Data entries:
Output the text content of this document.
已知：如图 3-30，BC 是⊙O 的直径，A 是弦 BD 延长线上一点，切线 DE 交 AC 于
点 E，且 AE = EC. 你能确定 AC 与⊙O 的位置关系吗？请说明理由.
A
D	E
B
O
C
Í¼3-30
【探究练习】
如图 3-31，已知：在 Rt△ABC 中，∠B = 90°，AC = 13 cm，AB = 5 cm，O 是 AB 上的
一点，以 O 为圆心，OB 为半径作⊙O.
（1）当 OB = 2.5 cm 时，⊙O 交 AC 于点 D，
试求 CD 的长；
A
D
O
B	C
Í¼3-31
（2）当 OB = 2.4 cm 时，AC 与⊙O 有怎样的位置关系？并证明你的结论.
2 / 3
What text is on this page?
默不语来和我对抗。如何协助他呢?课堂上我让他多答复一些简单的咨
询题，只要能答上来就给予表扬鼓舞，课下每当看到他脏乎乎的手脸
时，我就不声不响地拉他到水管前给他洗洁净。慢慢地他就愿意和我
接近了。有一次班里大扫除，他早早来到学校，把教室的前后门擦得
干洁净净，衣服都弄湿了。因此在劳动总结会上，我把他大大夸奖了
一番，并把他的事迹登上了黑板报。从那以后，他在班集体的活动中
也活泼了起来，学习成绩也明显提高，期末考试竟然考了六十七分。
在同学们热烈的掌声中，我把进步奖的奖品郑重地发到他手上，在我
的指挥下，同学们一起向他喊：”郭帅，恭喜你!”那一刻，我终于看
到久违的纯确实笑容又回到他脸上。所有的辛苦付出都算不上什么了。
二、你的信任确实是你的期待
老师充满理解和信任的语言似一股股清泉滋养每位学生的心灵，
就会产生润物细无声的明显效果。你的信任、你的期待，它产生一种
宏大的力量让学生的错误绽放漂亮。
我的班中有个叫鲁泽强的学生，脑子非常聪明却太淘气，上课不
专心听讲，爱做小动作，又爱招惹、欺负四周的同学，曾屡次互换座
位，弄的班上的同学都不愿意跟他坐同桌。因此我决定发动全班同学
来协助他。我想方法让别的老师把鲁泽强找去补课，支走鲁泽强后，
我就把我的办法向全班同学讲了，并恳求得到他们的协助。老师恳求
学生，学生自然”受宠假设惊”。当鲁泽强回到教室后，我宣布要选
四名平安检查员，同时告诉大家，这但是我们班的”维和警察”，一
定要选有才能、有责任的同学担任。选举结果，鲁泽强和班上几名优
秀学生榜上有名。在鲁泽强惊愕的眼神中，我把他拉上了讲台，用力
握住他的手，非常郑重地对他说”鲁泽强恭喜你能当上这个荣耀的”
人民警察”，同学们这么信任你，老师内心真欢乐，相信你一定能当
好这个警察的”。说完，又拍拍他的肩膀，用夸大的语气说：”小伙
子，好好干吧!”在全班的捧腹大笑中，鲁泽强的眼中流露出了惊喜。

Task instructions
Repeat the material in full, exactly as it stands.

The reply
Output the text content of this document.
已知：如图 3-30，BC 是⊙O 的直径，A 是弦 BD 延长线上一点，切线 DE 交 AC 于
点 E，且 AE = EC. 你能确定 AC 与⊙O 的位置关系吗？请说明理由.
A
D	E
B
O
C
Í¼3-30
【探究练习】
如图 3-31，已知：在 Rt△ABC 中，∠B = 90°，AC = 13 cm，AB = 5 cm，O 是 AB 上的
一点，以 O 为圆心，OB 为半径作⊙O.
（1）当 OB = 2.5 cm 时，⊙O 交 AC 于点 D，
试求 CD 的长；
A
D
O
B	C
Í¼3-31
（2）当 OB = 2.4 cm 时，AC 与⊙O 有怎样的位置关系？并证明你的结论.
2 / 3
What text is on this page?
默不语来和我对抗。如何协助他呢?课堂上我让他多答复一些简单的咨
询题，只要能答上来就给予表扬鼓舞，课下每当看到他脏乎乎的手脸
时，我就不声不响地拉他到水管前给他洗洁净。慢慢地他就愿意和我
接近了。有一次班里大扫除，他早早来到学校，把教室的前后门擦得
干洁净净，衣服都弄湿了。因此在劳动总结会上，我把他大大夸奖了
一番，并把他的事迹登上了黑板报。从那以后，他在班集体的活动中
也活泼了起来，学习成绩也明显提高，期末考试竟然考了六十七分。
在同学们热烈的掌声中，我把进步奖的奖品郑重地发到他手上，在我
的指挥下，同学们一起向他喊：”郭帅，恭喜你!”那一刻，我终于看
到久违的纯确实笑容又回到他脸上。所有的辛苦付出都算不上什么了。
二、你的信任确实是你的期待
老师充满理解和信任的语言似一股股清泉滋养每位学生的心灵，
就会产生润物细无声的明显效果。你的信任、你的期待，它产生一种
宏大的力量让学生的错误绽放漂亮。
我的班中有个叫鲁泽强的学生，脑子非常聪明却太淘气，上课不
专心听讲，爱做小动作，又爱招惹、欺负四周的同学，曾屡次互换座
位，弄的班上的同学都不愿意跟他坐同桌。因此我决定发动全班同学
来协助他。我想方法让别的老师把鲁泽强找去补课，支走鲁泽强后，
我就把我的办法向全班同学讲了，并恳求得到他们的协助。老师恳求
学生，学生自然”受宠假设惊”。当鲁泽强回到教室后，我宣布要选
四名平安检查员，同时告诉大家，这但是我们班的”维和警察”，一
定要选有才能、有责任的同学担任。选举结果，鲁泽强和班上几名优
秀学生榜上有名。在鲁泽强惊愕的眼神中，我把他拉上了讲台，用力
握住他的手，非常郑重地对他说”鲁泽强恭喜你能当上这个荣耀的”
人民警察”，同学们这么信任你，老师内心真欢乐，相信你一定能当
好这个警察的”。说完，又拍拍他的肩膀，用夸大的语气说：”小伙
子，好好干吧!”在全班的捧腹大笑中，鲁泽强的眼中流露出了惊喜。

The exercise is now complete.